EXERCISE OBJECTIVE
Which lines in the material below contain the word "engine"? Copy each of them.

DATASET ROWS
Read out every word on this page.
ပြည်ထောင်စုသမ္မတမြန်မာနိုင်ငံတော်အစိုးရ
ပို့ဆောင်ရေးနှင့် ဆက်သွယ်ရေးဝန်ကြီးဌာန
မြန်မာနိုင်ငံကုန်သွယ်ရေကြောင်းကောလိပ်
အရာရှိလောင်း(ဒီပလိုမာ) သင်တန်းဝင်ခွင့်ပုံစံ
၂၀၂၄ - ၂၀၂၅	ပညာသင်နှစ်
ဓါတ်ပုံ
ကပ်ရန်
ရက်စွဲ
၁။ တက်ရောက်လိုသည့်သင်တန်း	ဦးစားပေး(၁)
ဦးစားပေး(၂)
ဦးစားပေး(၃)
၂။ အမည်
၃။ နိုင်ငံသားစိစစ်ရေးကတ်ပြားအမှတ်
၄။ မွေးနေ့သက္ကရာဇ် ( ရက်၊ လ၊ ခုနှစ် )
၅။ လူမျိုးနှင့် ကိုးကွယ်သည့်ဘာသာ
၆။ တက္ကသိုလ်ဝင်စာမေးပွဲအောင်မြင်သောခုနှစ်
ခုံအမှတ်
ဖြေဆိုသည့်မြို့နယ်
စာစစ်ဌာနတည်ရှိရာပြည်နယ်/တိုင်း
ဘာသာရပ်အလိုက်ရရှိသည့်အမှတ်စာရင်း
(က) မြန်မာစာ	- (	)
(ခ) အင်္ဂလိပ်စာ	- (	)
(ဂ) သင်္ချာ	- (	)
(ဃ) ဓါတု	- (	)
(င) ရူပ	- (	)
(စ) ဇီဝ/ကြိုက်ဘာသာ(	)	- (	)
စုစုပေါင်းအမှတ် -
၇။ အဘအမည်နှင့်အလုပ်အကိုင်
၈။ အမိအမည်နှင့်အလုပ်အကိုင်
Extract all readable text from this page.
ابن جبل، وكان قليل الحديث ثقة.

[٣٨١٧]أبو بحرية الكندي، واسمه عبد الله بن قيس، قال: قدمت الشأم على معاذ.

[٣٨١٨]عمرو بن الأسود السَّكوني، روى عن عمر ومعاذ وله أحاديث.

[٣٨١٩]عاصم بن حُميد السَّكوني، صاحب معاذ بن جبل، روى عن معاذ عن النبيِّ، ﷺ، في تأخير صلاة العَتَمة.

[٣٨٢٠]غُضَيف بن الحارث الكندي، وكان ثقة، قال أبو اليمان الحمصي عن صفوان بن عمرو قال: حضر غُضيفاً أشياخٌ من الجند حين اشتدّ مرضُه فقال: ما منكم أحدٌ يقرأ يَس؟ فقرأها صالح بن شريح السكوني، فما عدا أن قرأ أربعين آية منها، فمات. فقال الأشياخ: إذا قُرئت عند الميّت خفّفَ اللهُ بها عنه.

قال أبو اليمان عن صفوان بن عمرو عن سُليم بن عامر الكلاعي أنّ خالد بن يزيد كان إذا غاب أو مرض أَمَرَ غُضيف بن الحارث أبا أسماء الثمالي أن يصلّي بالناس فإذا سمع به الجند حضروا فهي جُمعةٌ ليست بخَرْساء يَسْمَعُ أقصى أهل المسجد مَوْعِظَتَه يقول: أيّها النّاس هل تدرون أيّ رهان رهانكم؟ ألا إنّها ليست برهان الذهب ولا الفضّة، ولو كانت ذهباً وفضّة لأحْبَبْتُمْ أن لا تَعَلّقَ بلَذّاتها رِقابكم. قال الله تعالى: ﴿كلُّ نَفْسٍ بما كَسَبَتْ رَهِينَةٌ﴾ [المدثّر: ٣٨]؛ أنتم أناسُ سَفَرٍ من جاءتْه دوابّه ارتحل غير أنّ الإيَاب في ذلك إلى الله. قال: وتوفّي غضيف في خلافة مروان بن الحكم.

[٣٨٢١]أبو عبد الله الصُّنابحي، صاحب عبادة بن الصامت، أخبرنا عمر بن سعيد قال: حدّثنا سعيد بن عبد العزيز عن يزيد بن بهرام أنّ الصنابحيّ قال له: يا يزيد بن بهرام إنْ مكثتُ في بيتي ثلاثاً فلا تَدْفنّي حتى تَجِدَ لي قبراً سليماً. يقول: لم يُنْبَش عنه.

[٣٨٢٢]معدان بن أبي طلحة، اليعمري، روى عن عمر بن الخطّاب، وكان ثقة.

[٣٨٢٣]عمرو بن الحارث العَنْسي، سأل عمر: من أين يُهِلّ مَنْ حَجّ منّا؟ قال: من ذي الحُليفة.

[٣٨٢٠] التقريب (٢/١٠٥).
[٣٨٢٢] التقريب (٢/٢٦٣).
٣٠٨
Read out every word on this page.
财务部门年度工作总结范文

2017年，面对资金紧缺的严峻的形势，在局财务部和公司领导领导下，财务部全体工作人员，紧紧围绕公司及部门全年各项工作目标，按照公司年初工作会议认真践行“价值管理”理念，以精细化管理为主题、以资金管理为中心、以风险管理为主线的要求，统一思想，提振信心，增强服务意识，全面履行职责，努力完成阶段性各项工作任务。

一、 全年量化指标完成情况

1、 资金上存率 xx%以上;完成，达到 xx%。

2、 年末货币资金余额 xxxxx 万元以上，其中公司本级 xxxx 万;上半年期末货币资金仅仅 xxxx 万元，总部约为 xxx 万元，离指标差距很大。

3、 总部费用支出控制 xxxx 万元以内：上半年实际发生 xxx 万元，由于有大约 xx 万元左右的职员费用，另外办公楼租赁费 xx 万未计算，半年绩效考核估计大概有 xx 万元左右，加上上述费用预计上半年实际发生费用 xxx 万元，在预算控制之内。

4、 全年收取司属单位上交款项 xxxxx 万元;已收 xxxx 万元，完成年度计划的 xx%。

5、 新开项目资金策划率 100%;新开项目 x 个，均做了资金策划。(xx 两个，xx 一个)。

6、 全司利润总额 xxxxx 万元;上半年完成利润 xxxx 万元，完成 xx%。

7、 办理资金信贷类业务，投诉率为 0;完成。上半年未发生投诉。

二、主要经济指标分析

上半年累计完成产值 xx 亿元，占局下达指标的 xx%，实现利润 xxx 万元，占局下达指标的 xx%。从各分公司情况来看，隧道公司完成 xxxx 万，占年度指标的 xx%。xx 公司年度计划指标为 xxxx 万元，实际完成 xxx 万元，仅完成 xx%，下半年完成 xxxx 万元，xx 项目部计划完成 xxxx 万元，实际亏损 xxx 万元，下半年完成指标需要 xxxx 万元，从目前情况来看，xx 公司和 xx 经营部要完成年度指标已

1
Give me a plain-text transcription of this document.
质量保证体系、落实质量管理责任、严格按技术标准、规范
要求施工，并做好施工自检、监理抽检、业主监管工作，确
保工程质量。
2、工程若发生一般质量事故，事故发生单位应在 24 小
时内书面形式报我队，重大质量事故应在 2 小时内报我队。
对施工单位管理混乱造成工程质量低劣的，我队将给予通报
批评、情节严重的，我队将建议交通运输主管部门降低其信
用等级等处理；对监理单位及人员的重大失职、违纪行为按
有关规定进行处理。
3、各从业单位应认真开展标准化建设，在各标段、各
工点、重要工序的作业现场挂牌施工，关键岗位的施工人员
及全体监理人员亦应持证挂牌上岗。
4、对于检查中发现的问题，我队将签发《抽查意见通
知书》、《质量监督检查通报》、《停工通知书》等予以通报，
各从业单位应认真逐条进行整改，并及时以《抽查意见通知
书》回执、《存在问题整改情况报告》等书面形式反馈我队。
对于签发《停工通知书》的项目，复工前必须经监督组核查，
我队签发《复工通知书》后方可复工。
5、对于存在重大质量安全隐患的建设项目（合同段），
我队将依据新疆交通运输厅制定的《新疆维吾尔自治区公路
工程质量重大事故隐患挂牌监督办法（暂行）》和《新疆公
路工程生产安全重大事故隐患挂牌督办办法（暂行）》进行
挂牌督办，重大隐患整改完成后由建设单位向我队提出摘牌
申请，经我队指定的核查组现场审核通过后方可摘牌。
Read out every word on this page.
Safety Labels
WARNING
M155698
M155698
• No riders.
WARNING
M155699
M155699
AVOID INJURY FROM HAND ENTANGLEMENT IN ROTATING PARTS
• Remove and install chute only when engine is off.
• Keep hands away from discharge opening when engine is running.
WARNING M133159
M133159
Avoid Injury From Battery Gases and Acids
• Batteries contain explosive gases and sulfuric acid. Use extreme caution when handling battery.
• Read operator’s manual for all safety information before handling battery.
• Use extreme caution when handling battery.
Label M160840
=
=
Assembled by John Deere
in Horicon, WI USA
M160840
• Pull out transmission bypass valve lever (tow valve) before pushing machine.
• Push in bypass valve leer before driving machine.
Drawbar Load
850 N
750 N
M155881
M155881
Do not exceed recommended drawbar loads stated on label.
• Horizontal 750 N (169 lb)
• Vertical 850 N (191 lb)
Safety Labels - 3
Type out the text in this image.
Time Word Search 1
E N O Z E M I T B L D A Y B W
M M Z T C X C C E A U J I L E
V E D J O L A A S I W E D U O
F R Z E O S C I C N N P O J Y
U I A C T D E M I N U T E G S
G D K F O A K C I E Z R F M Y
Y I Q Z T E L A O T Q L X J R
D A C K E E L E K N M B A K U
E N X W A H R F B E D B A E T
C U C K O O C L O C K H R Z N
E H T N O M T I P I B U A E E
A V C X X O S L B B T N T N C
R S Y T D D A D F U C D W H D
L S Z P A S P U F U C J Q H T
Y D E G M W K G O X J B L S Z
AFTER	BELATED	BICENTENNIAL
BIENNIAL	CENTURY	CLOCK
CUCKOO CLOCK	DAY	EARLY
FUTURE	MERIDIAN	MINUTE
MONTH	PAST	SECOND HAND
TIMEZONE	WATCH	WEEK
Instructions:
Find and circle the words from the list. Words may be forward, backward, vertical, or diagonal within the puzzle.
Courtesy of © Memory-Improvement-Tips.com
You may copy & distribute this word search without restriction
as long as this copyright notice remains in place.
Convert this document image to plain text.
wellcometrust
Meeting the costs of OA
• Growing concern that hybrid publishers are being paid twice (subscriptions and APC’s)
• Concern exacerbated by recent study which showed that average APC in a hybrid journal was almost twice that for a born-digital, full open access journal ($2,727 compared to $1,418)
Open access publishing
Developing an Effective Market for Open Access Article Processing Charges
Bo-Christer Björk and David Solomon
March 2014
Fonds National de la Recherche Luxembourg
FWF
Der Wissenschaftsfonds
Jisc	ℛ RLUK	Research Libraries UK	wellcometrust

SOLUTION TO THIS TASK
• Remove and install chute only when engine is off.
• Keep hands away from discharge opening when engine is running.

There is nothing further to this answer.